[Rows from a dataset]
+-------+

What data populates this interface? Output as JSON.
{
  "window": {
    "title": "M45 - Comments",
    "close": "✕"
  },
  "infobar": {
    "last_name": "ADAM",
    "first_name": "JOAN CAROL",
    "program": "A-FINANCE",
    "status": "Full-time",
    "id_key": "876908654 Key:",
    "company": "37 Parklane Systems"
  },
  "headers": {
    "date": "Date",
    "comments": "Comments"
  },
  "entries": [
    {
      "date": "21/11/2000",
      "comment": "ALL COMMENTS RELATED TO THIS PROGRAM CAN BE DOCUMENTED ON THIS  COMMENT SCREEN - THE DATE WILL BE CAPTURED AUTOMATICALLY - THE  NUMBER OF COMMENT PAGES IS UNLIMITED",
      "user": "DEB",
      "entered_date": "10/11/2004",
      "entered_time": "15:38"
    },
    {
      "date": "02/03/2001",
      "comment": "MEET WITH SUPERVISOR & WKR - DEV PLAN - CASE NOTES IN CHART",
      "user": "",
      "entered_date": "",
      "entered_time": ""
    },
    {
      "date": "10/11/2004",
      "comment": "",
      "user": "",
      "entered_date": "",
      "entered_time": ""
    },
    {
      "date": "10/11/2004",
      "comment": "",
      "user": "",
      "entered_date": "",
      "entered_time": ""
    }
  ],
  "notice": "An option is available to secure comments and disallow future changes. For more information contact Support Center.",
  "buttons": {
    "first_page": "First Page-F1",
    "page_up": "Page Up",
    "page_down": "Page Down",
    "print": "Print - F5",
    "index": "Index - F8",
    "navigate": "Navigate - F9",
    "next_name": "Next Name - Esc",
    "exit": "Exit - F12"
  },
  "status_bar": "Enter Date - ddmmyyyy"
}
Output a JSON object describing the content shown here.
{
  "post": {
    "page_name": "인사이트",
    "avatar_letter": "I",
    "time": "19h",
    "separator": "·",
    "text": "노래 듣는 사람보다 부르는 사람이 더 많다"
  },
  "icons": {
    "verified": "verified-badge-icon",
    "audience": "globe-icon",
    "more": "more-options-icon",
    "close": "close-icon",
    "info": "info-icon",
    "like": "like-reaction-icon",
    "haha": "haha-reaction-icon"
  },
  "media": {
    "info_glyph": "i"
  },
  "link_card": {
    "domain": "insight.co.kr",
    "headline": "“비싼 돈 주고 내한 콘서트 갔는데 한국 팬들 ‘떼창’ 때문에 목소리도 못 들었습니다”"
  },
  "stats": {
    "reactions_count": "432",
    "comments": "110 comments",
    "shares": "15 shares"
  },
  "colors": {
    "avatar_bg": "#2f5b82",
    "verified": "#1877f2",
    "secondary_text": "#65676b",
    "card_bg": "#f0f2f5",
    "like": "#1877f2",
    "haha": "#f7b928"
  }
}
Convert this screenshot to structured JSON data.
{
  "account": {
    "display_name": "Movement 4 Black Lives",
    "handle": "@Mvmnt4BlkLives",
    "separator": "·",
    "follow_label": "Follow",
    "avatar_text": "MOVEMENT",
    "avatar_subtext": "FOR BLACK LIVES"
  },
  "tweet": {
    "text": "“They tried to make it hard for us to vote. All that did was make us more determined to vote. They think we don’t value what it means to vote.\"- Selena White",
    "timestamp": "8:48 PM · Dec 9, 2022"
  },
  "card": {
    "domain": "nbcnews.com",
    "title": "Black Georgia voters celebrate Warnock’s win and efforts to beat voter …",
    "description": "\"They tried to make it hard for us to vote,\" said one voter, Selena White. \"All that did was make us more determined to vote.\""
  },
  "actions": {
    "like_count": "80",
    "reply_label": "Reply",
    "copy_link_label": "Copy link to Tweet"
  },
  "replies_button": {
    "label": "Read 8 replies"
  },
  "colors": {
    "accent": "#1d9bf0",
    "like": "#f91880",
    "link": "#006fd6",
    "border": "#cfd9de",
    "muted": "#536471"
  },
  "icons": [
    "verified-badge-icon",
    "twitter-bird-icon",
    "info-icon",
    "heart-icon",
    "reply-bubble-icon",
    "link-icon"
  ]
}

+-------+

◆ **Work instructions**
List the lines of the entries that include "White".

◆ **Task solution**
    "text": "“They tried to make it hard for us to vote. All that did was make us more determined to vote. They think we don’t value what it means to vote.\"- Selena White",
    "description": "\"They tried to make it hard for us to vote,\" said one voter, Selena White. \"All that did was make us more determined to vote.\""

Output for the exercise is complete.